- WHAT IS REQUIRED -
Repeat the material below exactly, with no pictures.

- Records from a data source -
..........

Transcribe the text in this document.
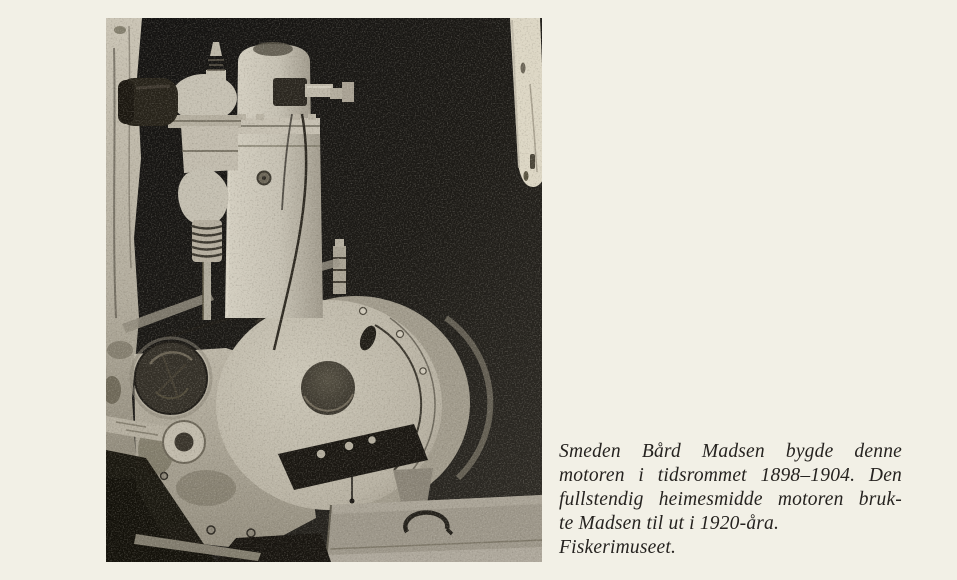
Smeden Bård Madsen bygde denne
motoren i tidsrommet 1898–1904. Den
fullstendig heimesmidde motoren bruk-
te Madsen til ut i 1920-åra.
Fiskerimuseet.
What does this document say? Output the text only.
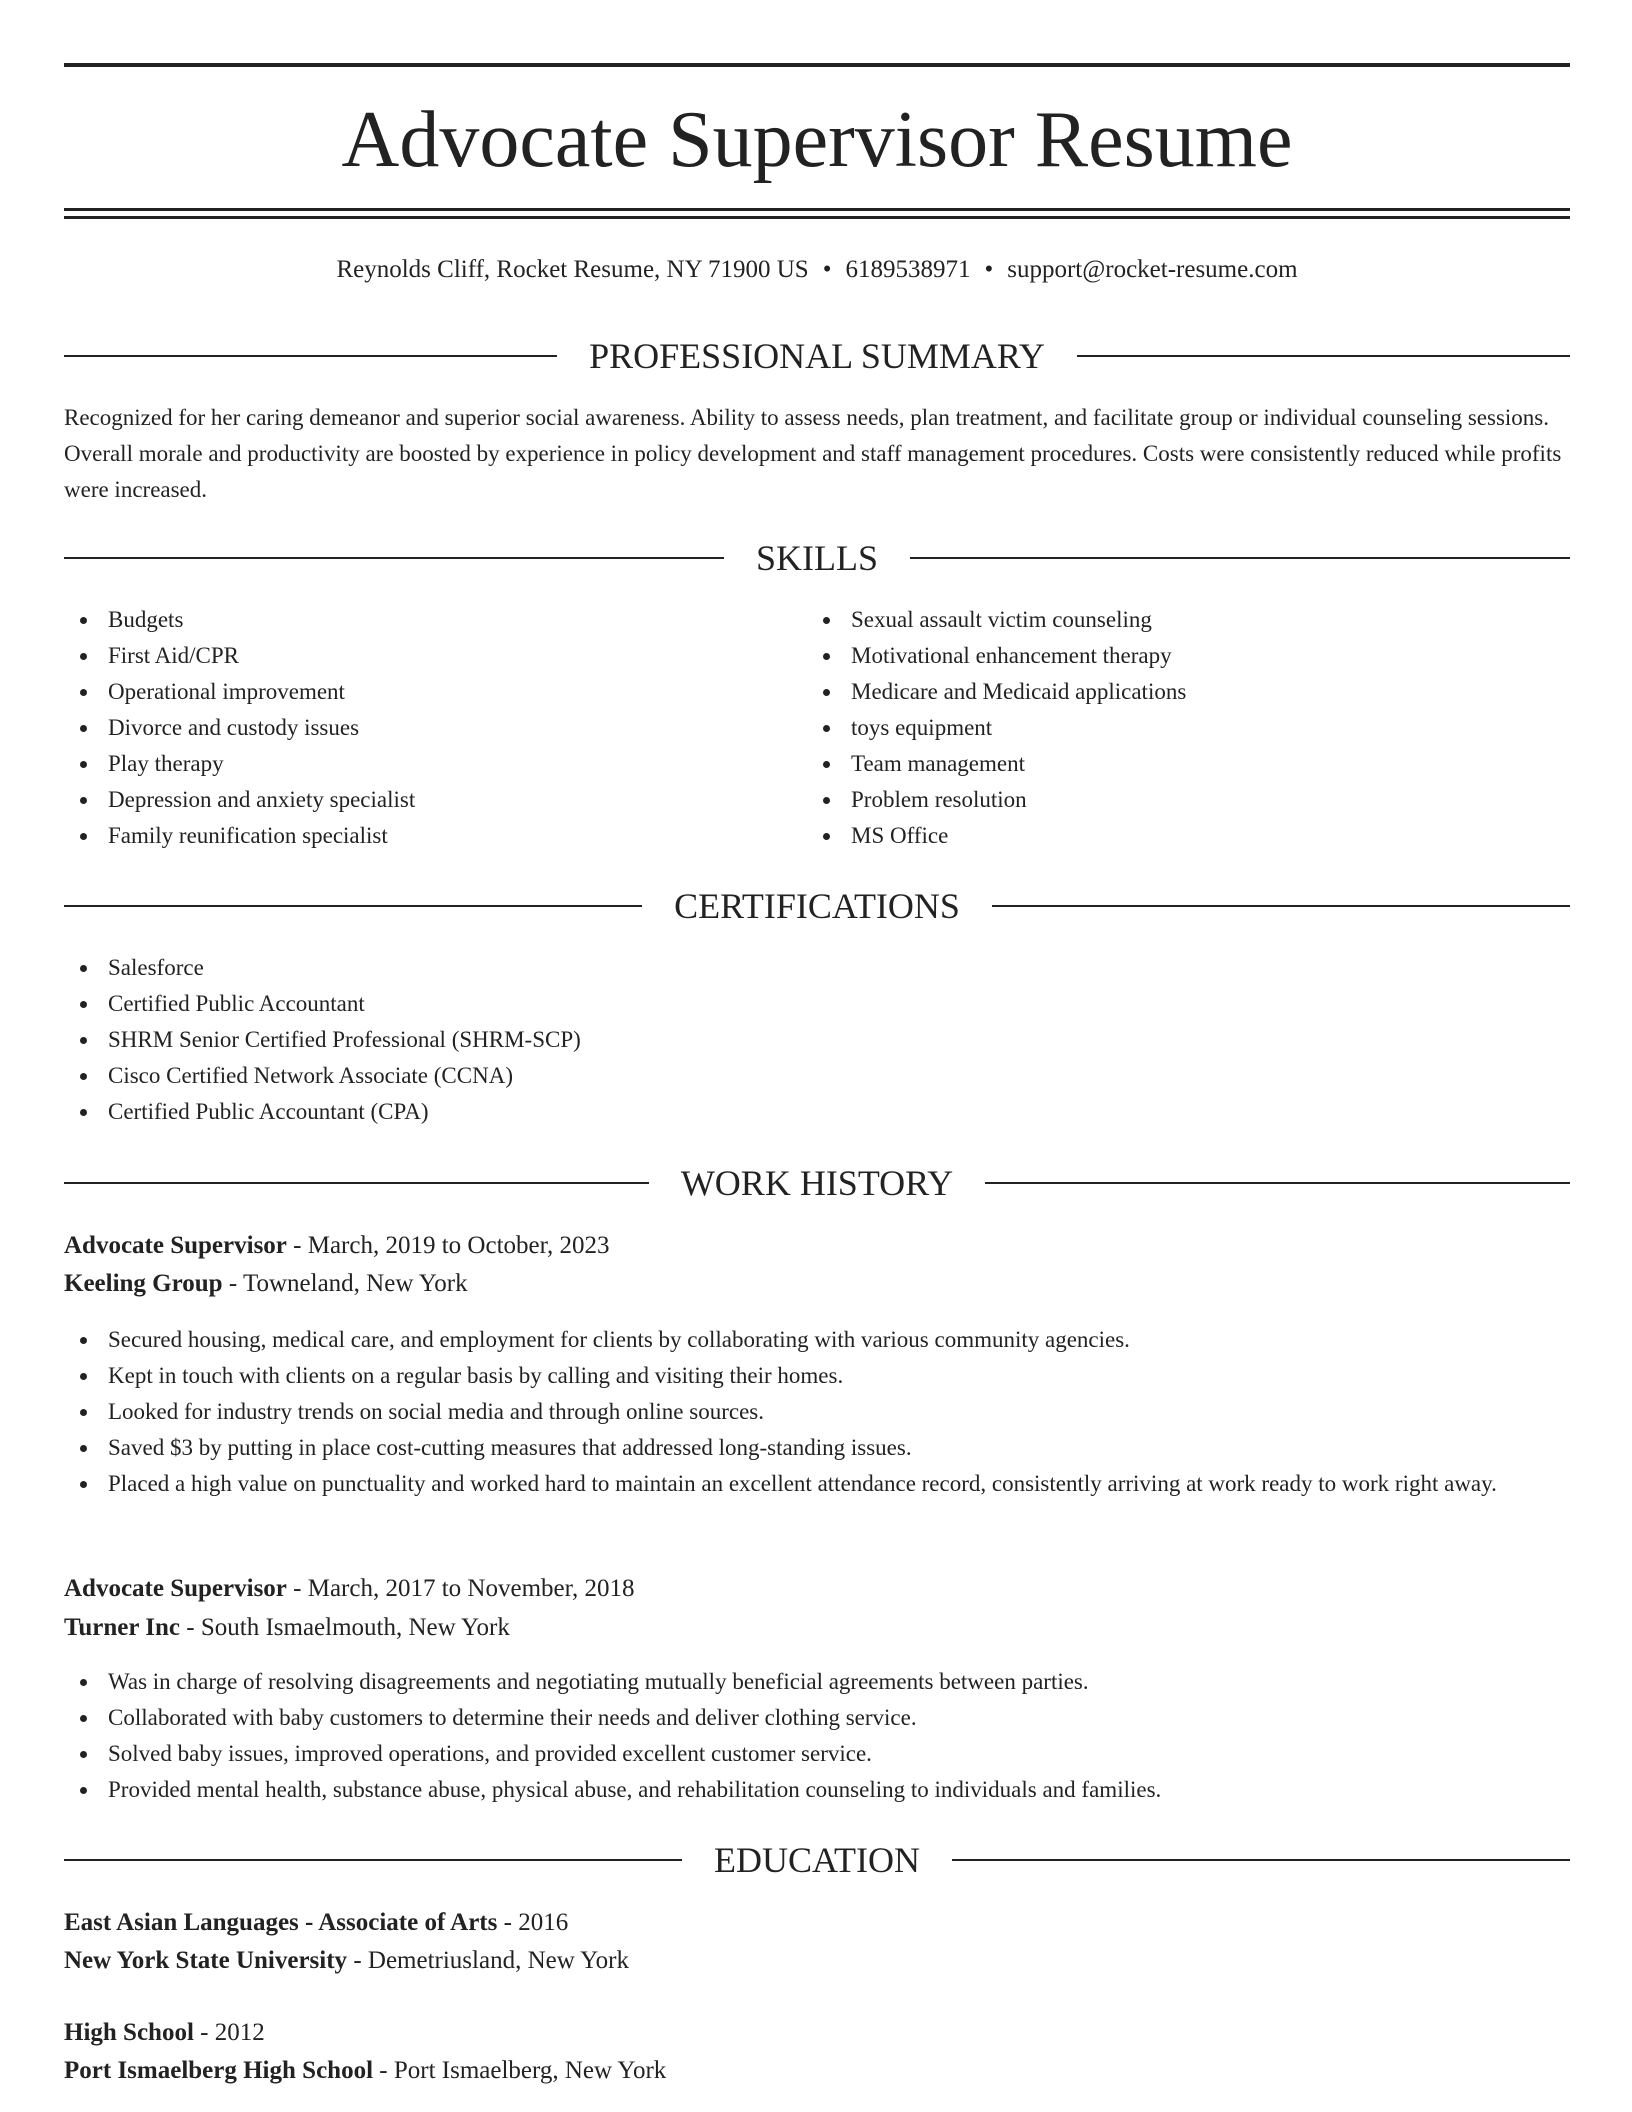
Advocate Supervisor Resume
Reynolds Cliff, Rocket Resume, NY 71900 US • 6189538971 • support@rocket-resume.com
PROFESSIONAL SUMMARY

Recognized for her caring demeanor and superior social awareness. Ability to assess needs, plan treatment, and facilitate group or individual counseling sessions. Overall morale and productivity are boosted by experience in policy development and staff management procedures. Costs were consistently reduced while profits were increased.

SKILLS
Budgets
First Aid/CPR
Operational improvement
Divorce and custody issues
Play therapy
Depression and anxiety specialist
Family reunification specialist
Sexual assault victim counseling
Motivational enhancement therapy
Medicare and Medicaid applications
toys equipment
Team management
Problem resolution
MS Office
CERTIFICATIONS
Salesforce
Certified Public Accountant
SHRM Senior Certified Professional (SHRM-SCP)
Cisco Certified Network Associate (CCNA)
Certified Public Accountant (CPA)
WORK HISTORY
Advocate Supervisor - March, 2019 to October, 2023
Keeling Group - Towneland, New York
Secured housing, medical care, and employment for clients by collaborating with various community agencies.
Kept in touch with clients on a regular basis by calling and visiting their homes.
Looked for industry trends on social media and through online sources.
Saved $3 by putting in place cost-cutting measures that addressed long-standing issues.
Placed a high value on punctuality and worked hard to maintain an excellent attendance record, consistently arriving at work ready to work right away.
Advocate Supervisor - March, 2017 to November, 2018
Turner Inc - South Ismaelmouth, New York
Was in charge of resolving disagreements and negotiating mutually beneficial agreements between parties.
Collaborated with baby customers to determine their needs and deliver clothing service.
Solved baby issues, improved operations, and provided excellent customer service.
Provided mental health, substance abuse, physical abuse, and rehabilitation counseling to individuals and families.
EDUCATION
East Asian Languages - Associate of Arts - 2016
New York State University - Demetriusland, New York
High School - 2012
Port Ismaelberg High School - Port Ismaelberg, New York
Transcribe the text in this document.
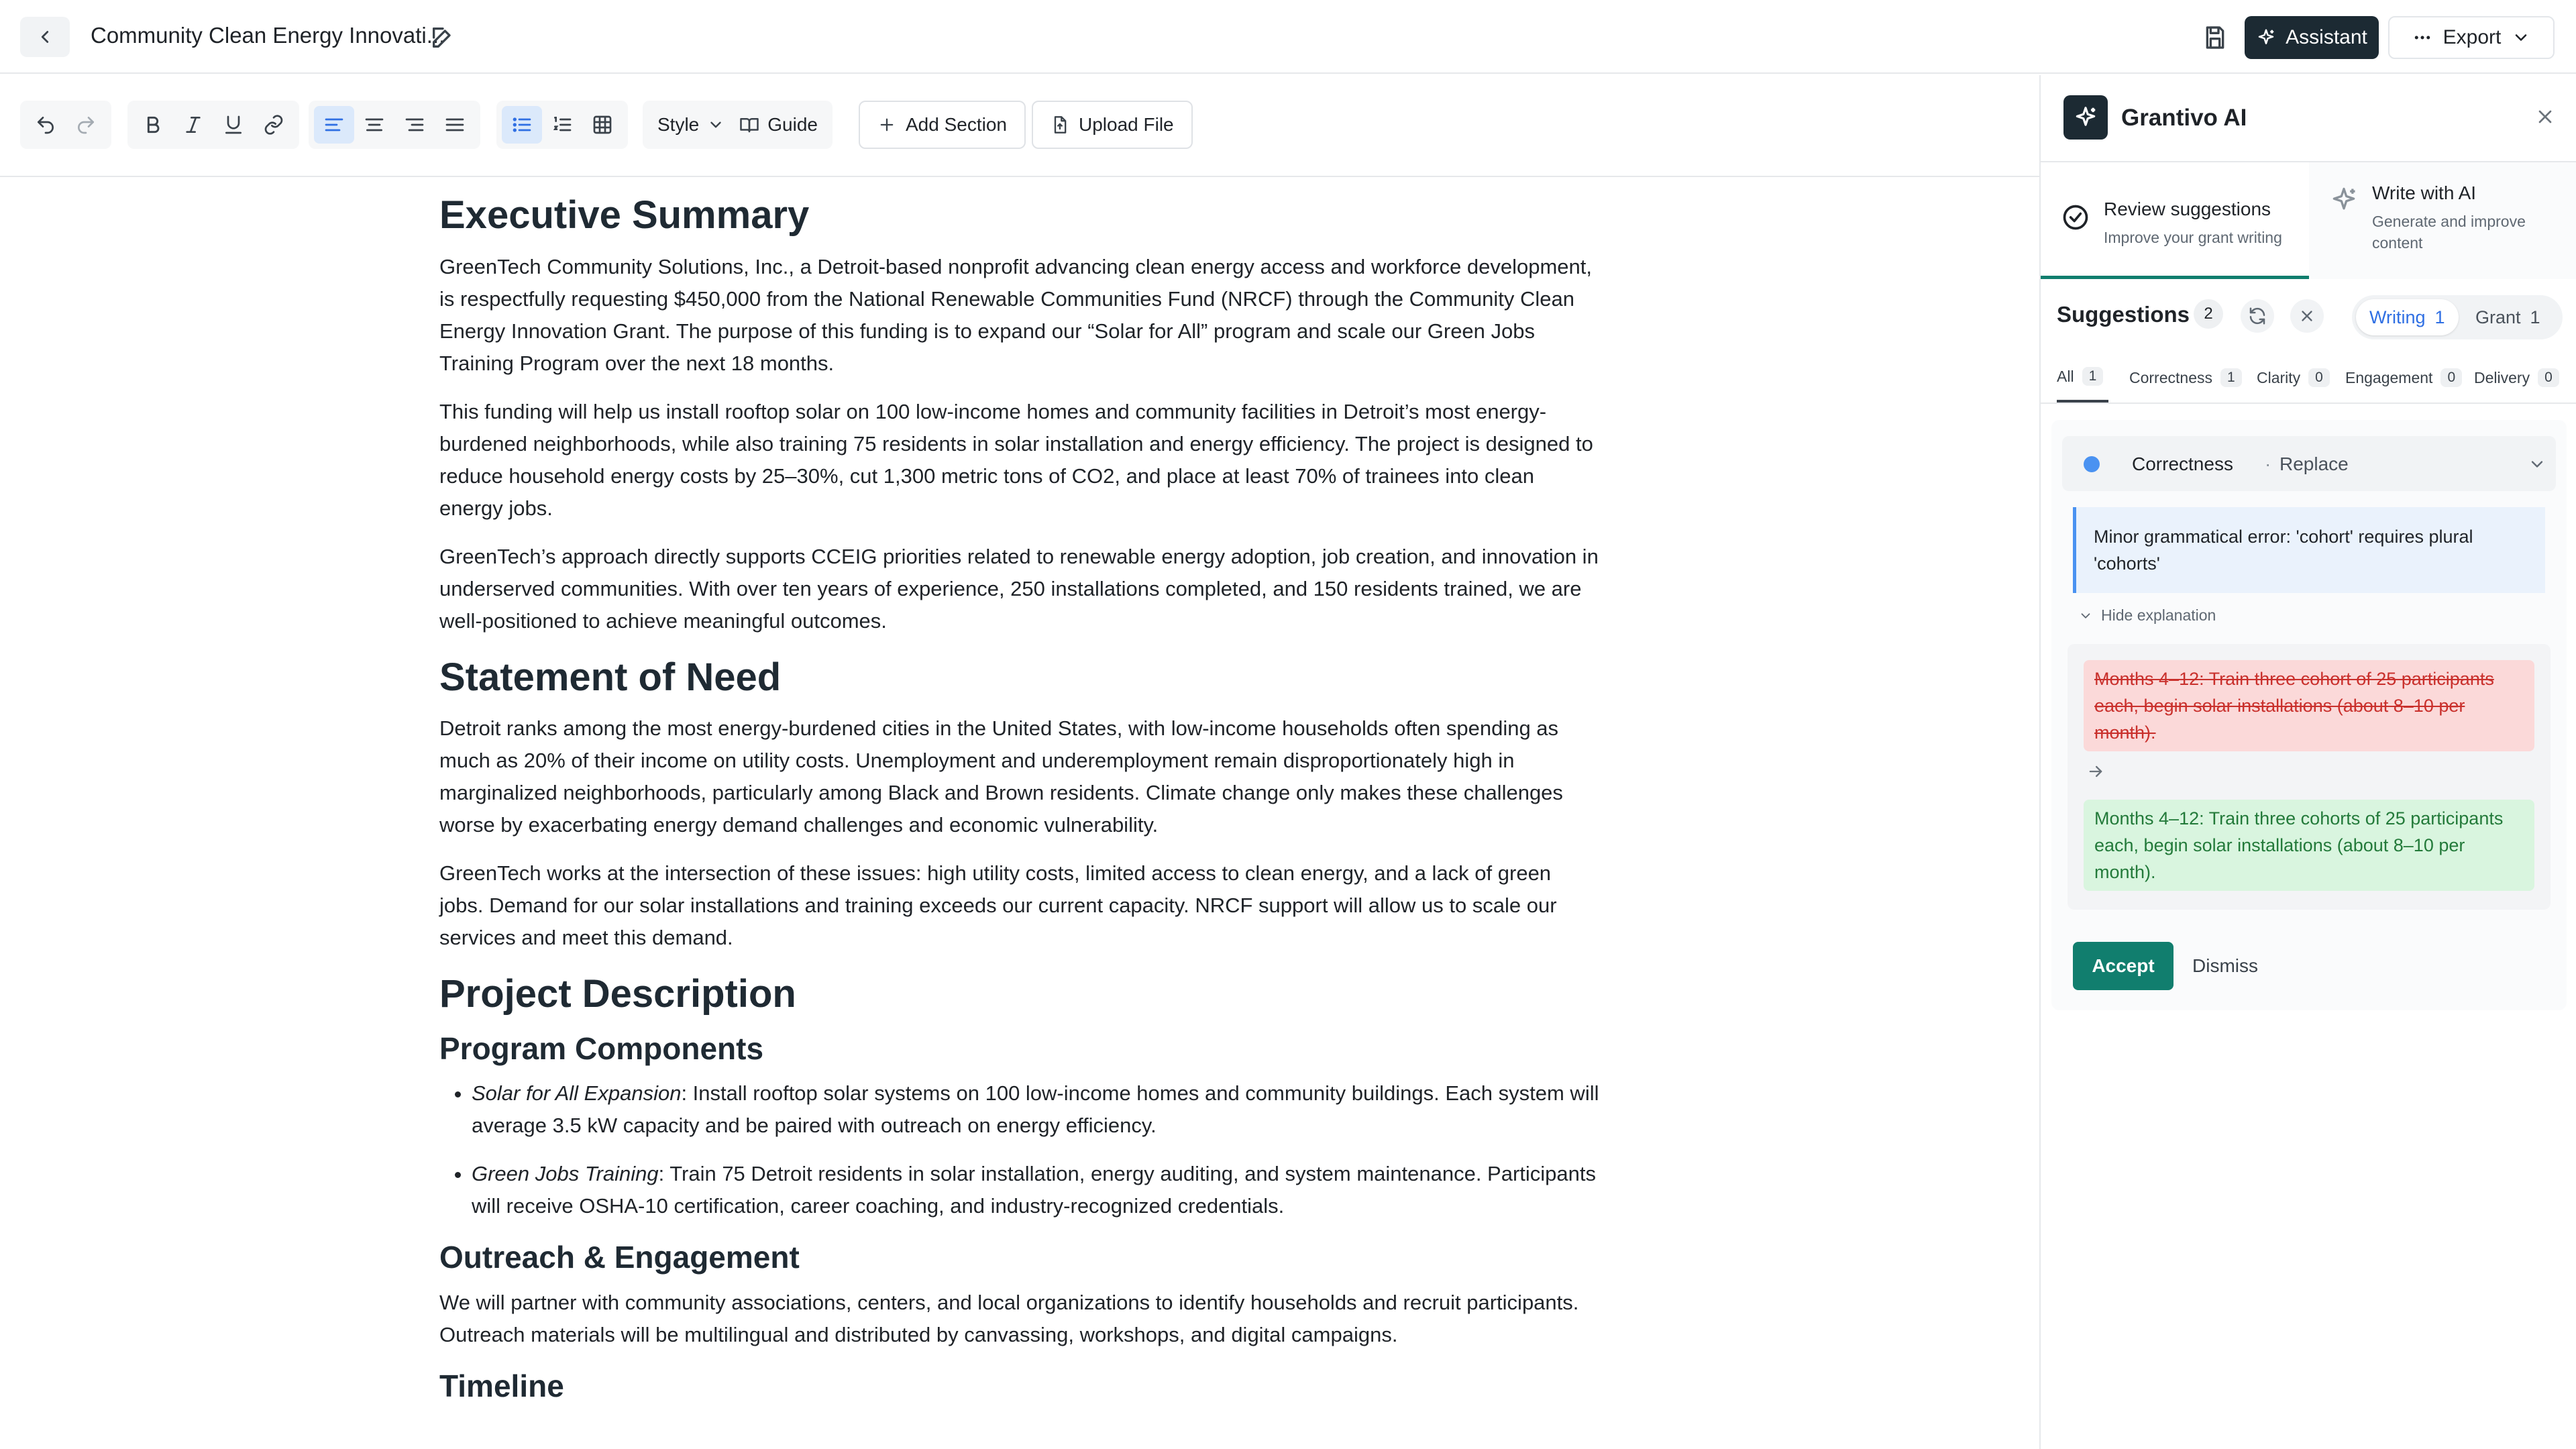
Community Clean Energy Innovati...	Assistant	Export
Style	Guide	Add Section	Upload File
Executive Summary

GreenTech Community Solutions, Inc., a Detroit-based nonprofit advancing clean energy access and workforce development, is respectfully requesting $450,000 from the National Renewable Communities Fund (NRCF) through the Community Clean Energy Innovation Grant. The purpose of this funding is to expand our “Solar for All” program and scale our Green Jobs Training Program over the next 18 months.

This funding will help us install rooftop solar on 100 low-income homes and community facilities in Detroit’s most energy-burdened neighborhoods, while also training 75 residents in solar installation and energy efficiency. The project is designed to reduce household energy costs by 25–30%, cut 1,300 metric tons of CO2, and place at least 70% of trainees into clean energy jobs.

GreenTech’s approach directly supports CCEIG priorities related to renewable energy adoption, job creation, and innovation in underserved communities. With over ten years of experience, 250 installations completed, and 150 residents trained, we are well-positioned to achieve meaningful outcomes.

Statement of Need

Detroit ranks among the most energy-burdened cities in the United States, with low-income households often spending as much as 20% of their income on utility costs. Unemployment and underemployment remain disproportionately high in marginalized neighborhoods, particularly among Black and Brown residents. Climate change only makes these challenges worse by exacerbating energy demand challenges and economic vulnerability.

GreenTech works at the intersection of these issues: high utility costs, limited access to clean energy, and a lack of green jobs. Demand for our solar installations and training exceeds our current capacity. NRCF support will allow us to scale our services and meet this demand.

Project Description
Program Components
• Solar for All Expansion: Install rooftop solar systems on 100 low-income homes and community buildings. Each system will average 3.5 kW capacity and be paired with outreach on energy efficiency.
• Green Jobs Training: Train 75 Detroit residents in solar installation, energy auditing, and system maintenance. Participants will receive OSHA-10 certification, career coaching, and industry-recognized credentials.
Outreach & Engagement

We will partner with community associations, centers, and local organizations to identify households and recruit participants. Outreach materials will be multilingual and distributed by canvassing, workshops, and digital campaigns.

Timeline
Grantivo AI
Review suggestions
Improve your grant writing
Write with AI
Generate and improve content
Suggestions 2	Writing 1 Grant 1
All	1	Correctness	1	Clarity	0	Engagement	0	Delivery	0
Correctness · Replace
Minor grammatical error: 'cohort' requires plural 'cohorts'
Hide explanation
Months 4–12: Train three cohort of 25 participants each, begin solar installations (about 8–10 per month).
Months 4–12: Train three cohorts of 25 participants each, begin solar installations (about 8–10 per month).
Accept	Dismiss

..........

- SOLVED EXERCISE -
Transcribe the text in this document.
Smeden Bård Madsen bygde denne
motoren i tidsrommet 1898–1904. Den
fullstendig heimesmidde motoren bruk-
te Madsen til ut i 1920-åra.
Fiskerimuseet.
What does this document say? Output the text only.
Advocate Supervisor Resume
Reynolds Cliff, Rocket Resume, NY 71900 US • 6189538971 • support@rocket-resume.com
PROFESSIONAL SUMMARY

Recognized for her caring demeanor and superior social awareness. Ability to assess needs, plan treatment, and facilitate group or individual counseling sessions. Overall morale and productivity are boosted by experience in policy development and staff management procedures. Costs were consistently reduced while profits were increased.

SKILLS
Budgets
First Aid/CPR
Operational improvement
Divorce and custody issues
Play therapy
Depression and anxiety specialist
Family reunification specialist
Sexual assault victim counseling
Motivational enhancement therapy
Medicare and Medicaid applications
toys equipment
Team management
Problem resolution
MS Office
CERTIFICATIONS
Salesforce
Certified Public Accountant
SHRM Senior Certified Professional (SHRM-SCP)
Cisco Certified Network Associate (CCNA)
Certified Public Accountant (CPA)
WORK HISTORY
Advocate Supervisor - March, 2019 to October, 2023
Keeling Group - Towneland, New York
Secured housing, medical care, and employment for clients by collaborating with various community agencies.
Kept in touch with clients on a regular basis by calling and visiting their homes.
Looked for industry trends on social media and through online sources.
Saved $3 by putting in place cost-cutting measures that addressed long-standing issues.
Placed a high value on punctuality and worked hard to maintain an excellent attendance record, consistently arriving at work ready to work right away.
Advocate Supervisor - March, 2017 to November, 2018
Turner Inc - South Ismaelmouth, New York
Was in charge of resolving disagreements and negotiating mutually beneficial agreements between parties.
Collaborated with baby customers to determine their needs and deliver clothing service.
Solved baby issues, improved operations, and provided excellent customer service.
Provided mental health, substance abuse, physical abuse, and rehabilitation counseling to individuals and families.
EDUCATION
East Asian Languages - Associate of Arts - 2016
New York State University - Demetriusland, New York
High School - 2012
Port Ismaelberg High School - Port Ismaelberg, New York
Transcribe the text in this document.
Community Clean Energy Innovati...	Assistant	Export
Style	Guide	Add Section	Upload File
Executive Summary

GreenTech Community Solutions, Inc., a Detroit-based nonprofit advancing clean energy access and workforce development, is respectfully requesting $450,000 from the National Renewable Communities Fund (NRCF) through the Community Clean Energy Innovation Grant. The purpose of this funding is to expand our “Solar for All” program and scale our Green Jobs Training Program over the next 18 months.

This funding will help us install rooftop solar on 100 low-income homes and community facilities in Detroit’s most energy-burdened neighborhoods, while also training 75 residents in solar installation and energy efficiency. The project is designed to reduce household energy costs by 25–30%, cut 1,300 metric tons of CO2, and place at least 70% of trainees into clean energy jobs.

GreenTech’s approach directly supports CCEIG priorities related to renewable energy adoption, job creation, and innovation in underserved communities. With over ten years of experience, 250 installations completed, and 150 residents trained, we are well-positioned to achieve meaningful outcomes.

Statement of Need

Detroit ranks among the most energy-burdened cities in the United States, with low-income households often spending as much as 20% of their income on utility costs. Unemployment and underemployment remain disproportionately high in marginalized neighborhoods, particularly among Black and Brown residents. Climate change only makes these challenges worse by exacerbating energy demand challenges and economic vulnerability.

GreenTech works at the intersection of these issues: high utility costs, limited access to clean energy, and a lack of green jobs. Demand for our solar installations and training exceeds our current capacity. NRCF support will allow us to scale our services and meet this demand.

Project Description
Program Components
• Solar for All Expansion: Install rooftop solar systems on 100 low-income homes and community buildings. Each system will average 3.5 kW capacity and be paired with outreach on energy efficiency.
• Green Jobs Training: Train 75 Detroit residents in solar installation, energy auditing, and system maintenance. Participants will receive OSHA-10 certification, career coaching, and industry-recognized credentials.
Outreach & Engagement

We will partner with community associations, centers, and local organizations to identify households and recruit participants. Outreach materials will be multilingual and distributed by canvassing, workshops, and digital campaigns.

Timeline
Grantivo AI
Review suggestions
Improve your grant writing
Write with AI
Generate and improve content
Suggestions 2	Writing 1 Grant 1
All	1	Correctness	1	Clarity	0	Engagement	0	Delivery	0
Correctness · Replace
Minor grammatical error: 'cohort' requires plural 'cohorts'
Hide explanation
Months 4–12: Train three cohort of 25 participants each, begin solar installations (about 8–10 per month).
Months 4–12: Train three cohorts of 25 participants each, begin solar installations (about 8–10 per month).
Accept	Dismiss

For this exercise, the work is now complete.